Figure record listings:
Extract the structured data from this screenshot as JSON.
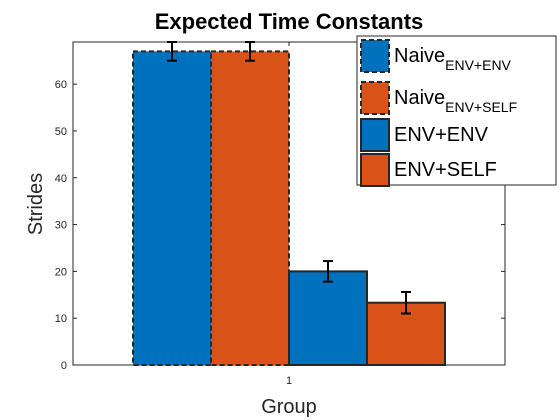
{
  "chart_data": {
    "type": "bar",
    "title": "Expected Time Constants",
    "xlabel": "Group",
    "ylabel": "Strides",
    "categories": [
      "1"
    ],
    "ylim": [
      0,
      69
    ],
    "yticks": [
      0,
      10,
      20,
      30,
      40,
      50,
      60
    ],
    "grid": false,
    "legend_position": "top-right",
    "series": [
      {
        "name": "Naive",
        "subscript": "ENV+ENV",
        "value": 67,
        "error": 2,
        "color": "#0072BD",
        "style": "dashed"
      },
      {
        "name": "Naive",
        "subscript": "ENV+SELF",
        "value": 67,
        "error": 2,
        "color": "#D95319",
        "style": "dashed"
      },
      {
        "name": "ENV+ENV",
        "subscript": "",
        "value": 20,
        "error": 2.2,
        "color": "#0072BD",
        "style": "solid"
      },
      {
        "name": "ENV+SELF",
        "subscript": "",
        "value": 13.3,
        "error": 2.3,
        "color": "#D95319",
        "style": "solid"
      }
    ]
  }
}
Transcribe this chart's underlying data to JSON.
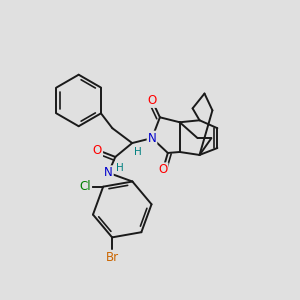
{
  "bg_color": "#e0e0e0",
  "bond_color": "#1a1a1a",
  "bond_width": 1.4,
  "atom_colors": {
    "O": "#ff0000",
    "N": "#0000cd",
    "Cl": "#008000",
    "Br": "#cc6600",
    "H": "#008080",
    "C": "#1a1a1a"
  },
  "font_size": 8.5
}
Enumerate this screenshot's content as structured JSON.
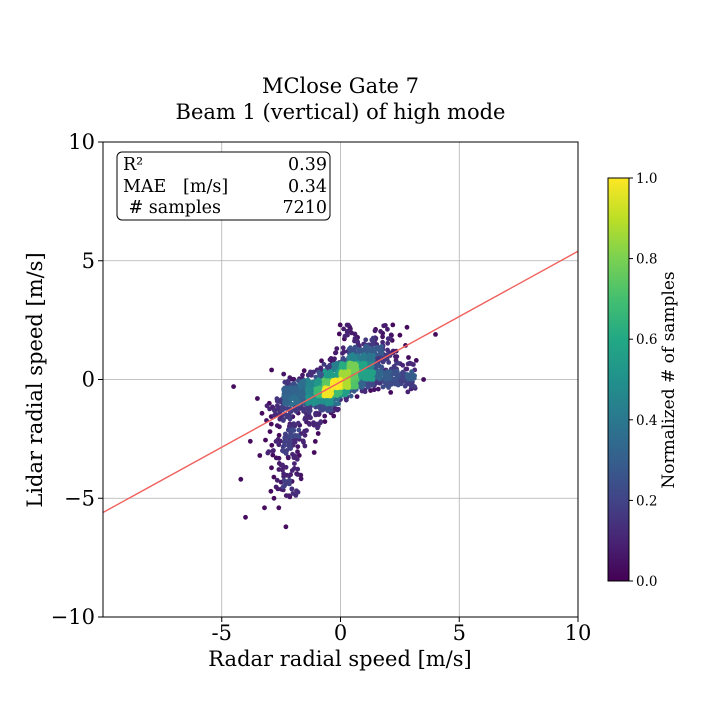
{
  "chart_data": {
    "type": "scatter",
    "title_line1": "MClose Gate 7",
    "title_line2": "Beam 1 (vertical) of high mode",
    "xlabel": "Radar radial speed [m/s]",
    "ylabel": "Lidar radial speed [m/s]",
    "xlim": [
      -10,
      10
    ],
    "ylim": [
      -10,
      10
    ],
    "xticks": [
      {
        "value": -5,
        "label": "-5"
      },
      {
        "value": 0,
        "label": "0"
      },
      {
        "value": 5,
        "label": "5"
      },
      {
        "value": 10,
        "label": "10"
      }
    ],
    "yticks": [
      {
        "value": -10,
        "label": "−10"
      },
      {
        "value": -5,
        "label": "−5"
      },
      {
        "value": 0,
        "label": "0"
      },
      {
        "value": 5,
        "label": "5"
      },
      {
        "value": 10,
        "label": "10"
      }
    ],
    "grid": true,
    "regression_line": {
      "slope": 0.55,
      "intercept": -0.1,
      "color": "#f0605d"
    },
    "stats_box": {
      "placement": "top-left",
      "rows": [
        {
          "label": "R²",
          "value": "0.39"
        },
        {
          "label": "MAE   [m/s]",
          "value": "0.34"
        },
        {
          "label": " # samples",
          "value": "7210"
        }
      ]
    },
    "colorbar": {
      "label": "Normalized # of samples",
      "colormap": "viridis",
      "range": [
        0,
        1
      ],
      "ticks": [
        "0.0",
        "0.2",
        "0.4",
        "0.6",
        "0.8",
        "1.0"
      ]
    },
    "points_summary": {
      "samples": 7210,
      "density_peak": [
        0.2,
        0.0
      ],
      "core_extent_x": [
        -1.5,
        1.5
      ],
      "outliers": [
        [
          -4.5,
          -0.3
        ],
        [
          -4.2,
          -4.2
        ],
        [
          -4.0,
          -5.8
        ],
        [
          -3.2,
          -5.4
        ],
        [
          -2.8,
          -5.0
        ],
        [
          -2.6,
          -5.4
        ],
        [
          -2.3,
          -6.2
        ],
        [
          -3.8,
          -2.6
        ],
        [
          4.0,
          1.9
        ],
        [
          3.5,
          0.0
        ],
        [
          -2.0,
          -4.8
        ],
        [
          -1.8,
          -4.0
        ],
        [
          -3.4,
          -3.2
        ],
        [
          -3.0,
          -1.0
        ],
        [
          2.8,
          2.2
        ],
        [
          2.2,
          2.3
        ],
        [
          -2.5,
          -3.6
        ],
        [
          -2.2,
          -3.3
        ],
        [
          -1.5,
          -2.8
        ],
        [
          3.0,
          0.3
        ],
        [
          -3.5,
          -0.8
        ],
        [
          -2.9,
          0.4
        ]
      ]
    }
  }
}
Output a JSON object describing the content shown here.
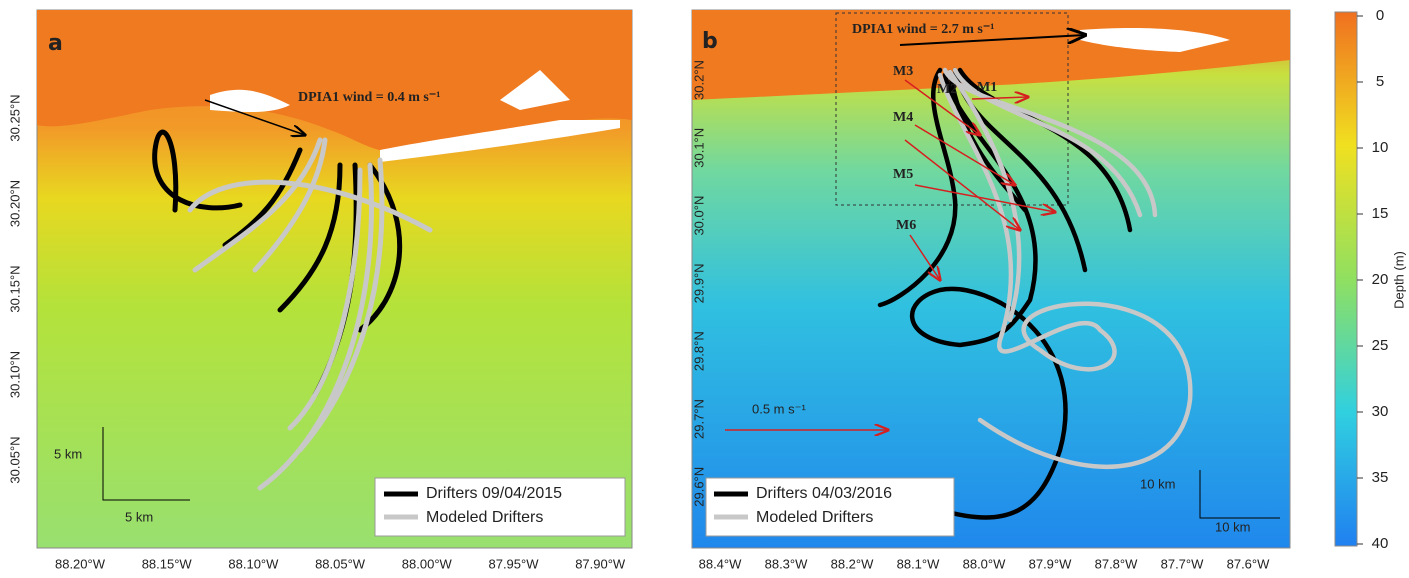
{
  "panels": [
    {
      "label": "a",
      "wind": "DPIA1 wind = 0.4 m s⁻¹",
      "lon_ticks": [
        "88.20°W",
        "88.15°W",
        "88.10°W",
        "88.05°W",
        "88.00°W",
        "87.95°W",
        "87.90°W"
      ],
      "lat_ticks": [
        "30.25°N",
        "30.20°N",
        "30.15°N",
        "30.10°N",
        "30.05°N"
      ],
      "scale_vertical": "5 km",
      "scale_horizontal": "5 km",
      "legend": [
        "Drifters 09/04/2015",
        "Modeled Drifters"
      ]
    },
    {
      "label": "b",
      "wind": "DPIA1 wind = 2.7 m s⁻¹",
      "current_scale": "0.5 m s⁻¹",
      "markers": [
        "M1",
        "M2",
        "M3",
        "M4",
        "M5",
        "M6"
      ],
      "lon_ticks": [
        "88.4°W",
        "88.3°W",
        "88.2°W",
        "88.1°W",
        "88.0°W",
        "87.9°W",
        "87.8°W",
        "87.7°W",
        "87.6°W"
      ],
      "lat_ticks": [
        "30.2°N",
        "30.1°N",
        "30.0°N",
        "29.9°N",
        "29.8°N",
        "29.7°N",
        "29.6°N"
      ],
      "scale_vertical": "10 km",
      "scale_horizontal": "10 km",
      "legend": [
        "Drifters 04/03/2016",
        "Modeled Drifters"
      ]
    }
  ],
  "colorbar": {
    "label": "Depth (m)",
    "ticks": [
      0,
      5,
      10,
      15,
      20,
      25,
      30,
      35,
      40
    ]
  }
}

EXERCISE GOAL: Leave out the pictures and restate everything else word for word.

SOLUTION TO THE EXERCISE:
Extract the structured data from this screenshot as JSON.
{
  "chart_data": {
    "type": "bar",
    "title": "Expected Time Constants",
    "xlabel": "Group",
    "ylabel": "Strides",
    "categories": [
      "1"
    ],
    "ylim": [
      0,
      69
    ],
    "yticks": [
      0,
      10,
      20,
      30,
      40,
      50,
      60
    ],
    "grid": false,
    "legend_position": "top-right",
    "series": [
      {
        "name": "Naive",
        "subscript": "ENV+ENV",
        "value": 67,
        "error": 2,
        "color": "#0072BD",
        "style": "dashed"
      },
      {
        "name": "Naive",
        "subscript": "ENV+SELF",
        "value": 67,
        "error": 2,
        "color": "#D95319",
        "style": "dashed"
      },
      {
        "name": "ENV+ENV",
        "subscript": "",
        "value": 20,
        "error": 2.2,
        "color": "#0072BD",
        "style": "solid"
      },
      {
        "name": "ENV+SELF",
        "subscript": "",
        "value": 13.3,
        "error": 2.3,
        "color": "#D95319",
        "style": "solid"
      }
    ]
  }
}
Transcribe this chart's underlying data to JSON.
{
  "bg_color": "#e0e0e0",
  "bond_color": "#1a1a1a",
  "bond_width": 1.4,
  "atom_colors": {
    "O": "#ff0000",
    "N": "#0000cd",
    "Cl": "#008000",
    "Br": "#cc6600",
    "H": "#008080",
    "C": "#1a1a1a"
  },
  "font_size": 8.5
}
Enumerate this screenshot's content as structured JSON.
{
  "chart_data": {
    "type": "scatter",
    "title_line1": "MClose Gate 7",
    "title_line2": "Beam 1 (vertical) of high mode",
    "xlabel": "Radar radial speed [m/s]",
    "ylabel": "Lidar radial speed [m/s]",
    "xlim": [
      -10,
      10
    ],
    "ylim": [
      -10,
      10
    ],
    "xticks": [
      {
        "value": -5,
        "label": "-5"
      },
      {
        "value": 0,
        "label": "0"
      },
      {
        "value": 5,
        "label": "5"
      },
      {
        "value": 10,
        "label": "10"
      }
    ],
    "yticks": [
      {
        "value": -10,
        "label": "−10"
      },
      {
        "value": -5,
        "label": "−5"
      },
      {
        "value": 0,
        "label": "0"
      },
      {
        "value": 5,
        "label": "5"
      },
      {
        "value": 10,
        "label": "10"
      }
    ],
    "grid": true,
    "regression_line": {
      "slope": 0.55,
      "intercept": -0.1,
      "color": "#f0605d"
    },
    "stats_box": {
      "placement": "top-left",
      "rows": [
        {
          "label": "R²",
          "value": "0.39"
        },
        {
          "label": "MAE   [m/s]",
          "value": "0.34"
        },
        {
          "label": " # samples",
          "value": "7210"
        }
      ]
    },
    "colorbar": {
      "label": "Normalized # of samples",
      "colormap": "viridis",
      "range": [
        0,
        1
      ],
      "ticks": [
        "0.0",
        "0.2",
        "0.4",
        "0.6",
        "0.8",
        "1.0"
      ]
    },
    "points_summary": {
      "samples": 7210,
      "density_peak": [
        0.2,
        0.0
      ],
      "core_extent_x": [
        -1.5,
        1.5
      ],
      "outliers": [
        [
          -4.5,
          -0.3
        ],
        [
          -4.2,
          -4.2
        ],
        [
          -4.0,
          -5.8
        ],
        [
          -3.2,
          -5.4
        ],
        [
          -2.8,
          -5.0
        ],
        [
          -2.6,
          -5.4
        ],
        [
          -2.3,
          -6.2
        ],
        [
          -3.8,
          -2.6
        ],
        [
          4.0,
          1.9
        ],
        [
          3.5,
          0.0
        ],
        [
          -2.0,
          -4.8
        ],
        [
          -1.8,
          -4.0
        ],
        [
          -3.4,
          -3.2
        ],
        [
          -3.0,
          -1.0
        ],
        [
          2.8,
          2.2
        ],
        [
          2.2,
          2.3
        ],
        [
          -2.5,
          -3.6
        ],
        [
          -2.2,
          -3.3
        ],
        [
          -1.5,
          -2.8
        ],
        [
          3.0,
          0.3
        ],
        [
          -3.5,
          -0.8
        ],
        [
          -2.9,
          0.4
        ]
      ]
    }
  }
}
Output a JSON object describing the content shown here.
{
  "panels": [
    {
      "label": "a",
      "wind": "DPIA1 wind = 0.4 m s⁻¹",
      "lon_ticks": [
        "88.20°W",
        "88.15°W",
        "88.10°W",
        "88.05°W",
        "88.00°W",
        "87.95°W",
        "87.90°W"
      ],
      "lat_ticks": [
        "30.25°N",
        "30.20°N",
        "30.15°N",
        "30.10°N",
        "30.05°N"
      ],
      "scale_vertical": "5 km",
      "scale_horizontal": "5 km",
      "legend": [
        "Drifters 09/04/2015",
        "Modeled Drifters"
      ]
    },
    {
      "label": "b",
      "wind": "DPIA1 wind = 2.7 m s⁻¹",
      "current_scale": "0.5 m s⁻¹",
      "markers": [
        "M1",
        "M2",
        "M3",
        "M4",
        "M5",
        "M6"
      ],
      "lon_ticks": [
        "88.4°W",
        "88.3°W",
        "88.2°W",
        "88.1°W",
        "88.0°W",
        "87.9°W",
        "87.8°W",
        "87.7°W",
        "87.6°W"
      ],
      "lat_ticks": [
        "30.2°N",
        "30.1°N",
        "30.0°N",
        "29.9°N",
        "29.8°N",
        "29.7°N",
        "29.6°N"
      ],
      "scale_vertical": "10 km",
      "scale_horizontal": "10 km",
      "legend": [
        "Drifters 04/03/2016",
        "Modeled Drifters"
      ]
    }
  ],
  "colorbar": {
    "label": "Depth (m)",
    "ticks": [
      0,
      5,
      10,
      15,
      20,
      25,
      30,
      35,
      40
    ]
  }
}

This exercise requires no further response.